---------- Listed records

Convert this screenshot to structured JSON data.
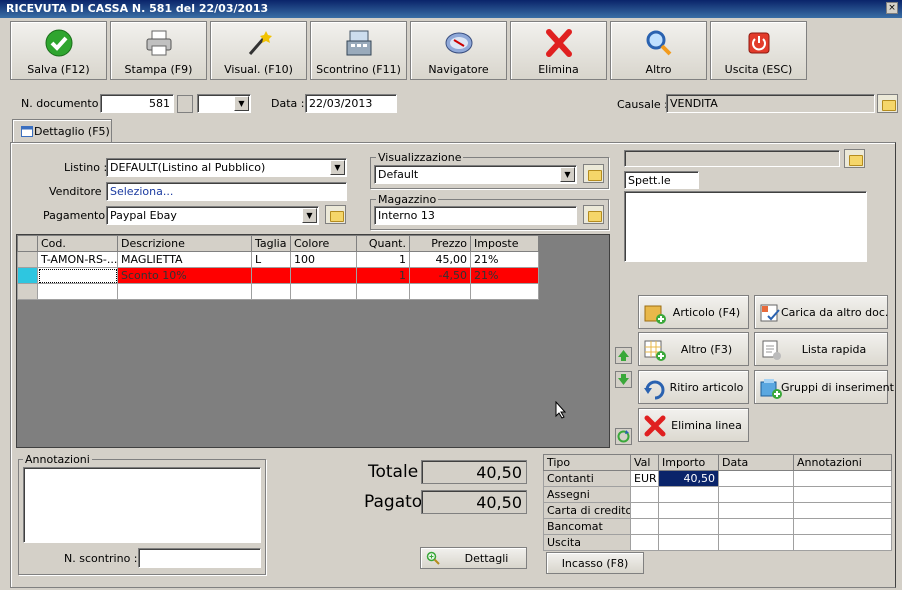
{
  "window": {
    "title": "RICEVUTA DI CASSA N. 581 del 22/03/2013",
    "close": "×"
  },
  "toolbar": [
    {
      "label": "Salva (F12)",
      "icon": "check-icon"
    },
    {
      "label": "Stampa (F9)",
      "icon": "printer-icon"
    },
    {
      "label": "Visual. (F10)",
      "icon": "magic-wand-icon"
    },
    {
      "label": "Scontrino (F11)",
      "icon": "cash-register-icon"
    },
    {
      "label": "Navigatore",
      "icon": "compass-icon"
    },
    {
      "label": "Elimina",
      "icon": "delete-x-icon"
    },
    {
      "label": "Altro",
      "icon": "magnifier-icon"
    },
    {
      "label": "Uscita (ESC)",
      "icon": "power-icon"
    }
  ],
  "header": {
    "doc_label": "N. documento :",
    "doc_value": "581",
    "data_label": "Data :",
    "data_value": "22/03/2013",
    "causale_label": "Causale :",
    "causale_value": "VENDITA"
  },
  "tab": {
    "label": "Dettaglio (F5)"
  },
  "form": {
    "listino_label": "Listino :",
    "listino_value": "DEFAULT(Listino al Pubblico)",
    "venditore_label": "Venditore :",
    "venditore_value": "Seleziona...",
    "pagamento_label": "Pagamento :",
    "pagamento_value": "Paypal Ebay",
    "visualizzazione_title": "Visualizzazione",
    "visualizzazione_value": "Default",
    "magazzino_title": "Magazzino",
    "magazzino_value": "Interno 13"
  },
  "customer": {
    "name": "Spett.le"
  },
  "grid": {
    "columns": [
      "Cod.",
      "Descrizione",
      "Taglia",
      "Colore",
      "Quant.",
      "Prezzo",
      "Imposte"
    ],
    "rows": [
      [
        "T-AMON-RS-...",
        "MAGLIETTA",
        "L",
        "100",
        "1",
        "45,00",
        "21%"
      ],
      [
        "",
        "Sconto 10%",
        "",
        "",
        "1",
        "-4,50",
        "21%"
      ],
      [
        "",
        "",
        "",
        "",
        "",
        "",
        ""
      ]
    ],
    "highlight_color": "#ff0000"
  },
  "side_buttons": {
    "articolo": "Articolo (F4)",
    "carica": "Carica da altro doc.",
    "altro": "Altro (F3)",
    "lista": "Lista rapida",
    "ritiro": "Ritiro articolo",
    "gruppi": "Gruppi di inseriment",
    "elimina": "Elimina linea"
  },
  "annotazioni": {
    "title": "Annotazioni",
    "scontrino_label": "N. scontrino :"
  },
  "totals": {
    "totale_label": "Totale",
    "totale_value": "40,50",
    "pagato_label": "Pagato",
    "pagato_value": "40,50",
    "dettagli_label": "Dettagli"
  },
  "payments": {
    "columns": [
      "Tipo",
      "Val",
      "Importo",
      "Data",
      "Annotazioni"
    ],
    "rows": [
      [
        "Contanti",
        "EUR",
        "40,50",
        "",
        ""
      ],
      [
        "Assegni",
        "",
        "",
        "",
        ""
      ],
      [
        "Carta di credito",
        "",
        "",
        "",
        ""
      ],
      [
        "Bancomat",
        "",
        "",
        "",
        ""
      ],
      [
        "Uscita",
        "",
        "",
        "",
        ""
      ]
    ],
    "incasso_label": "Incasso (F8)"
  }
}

--------------------
---------- Listed records

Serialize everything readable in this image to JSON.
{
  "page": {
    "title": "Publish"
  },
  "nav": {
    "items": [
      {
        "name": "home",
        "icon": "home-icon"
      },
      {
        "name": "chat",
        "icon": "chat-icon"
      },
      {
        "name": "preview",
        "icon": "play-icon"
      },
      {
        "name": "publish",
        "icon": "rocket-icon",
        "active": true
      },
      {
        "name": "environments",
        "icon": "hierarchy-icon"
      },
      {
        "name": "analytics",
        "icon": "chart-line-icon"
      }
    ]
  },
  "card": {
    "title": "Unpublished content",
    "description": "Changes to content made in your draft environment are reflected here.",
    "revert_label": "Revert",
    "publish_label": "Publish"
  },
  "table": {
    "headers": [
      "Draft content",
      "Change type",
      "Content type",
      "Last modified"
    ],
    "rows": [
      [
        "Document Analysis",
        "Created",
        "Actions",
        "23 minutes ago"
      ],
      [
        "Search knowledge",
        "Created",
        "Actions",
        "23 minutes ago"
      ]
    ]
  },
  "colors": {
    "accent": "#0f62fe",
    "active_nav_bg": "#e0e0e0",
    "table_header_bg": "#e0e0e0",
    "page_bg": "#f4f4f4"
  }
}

--------------------

The request:
Search the preceding listing for "JSON" and extract every line where it is found.

Exercise result:
Convert this screenshot to structured JSON data.
Serialize everything readable in this image to JSON.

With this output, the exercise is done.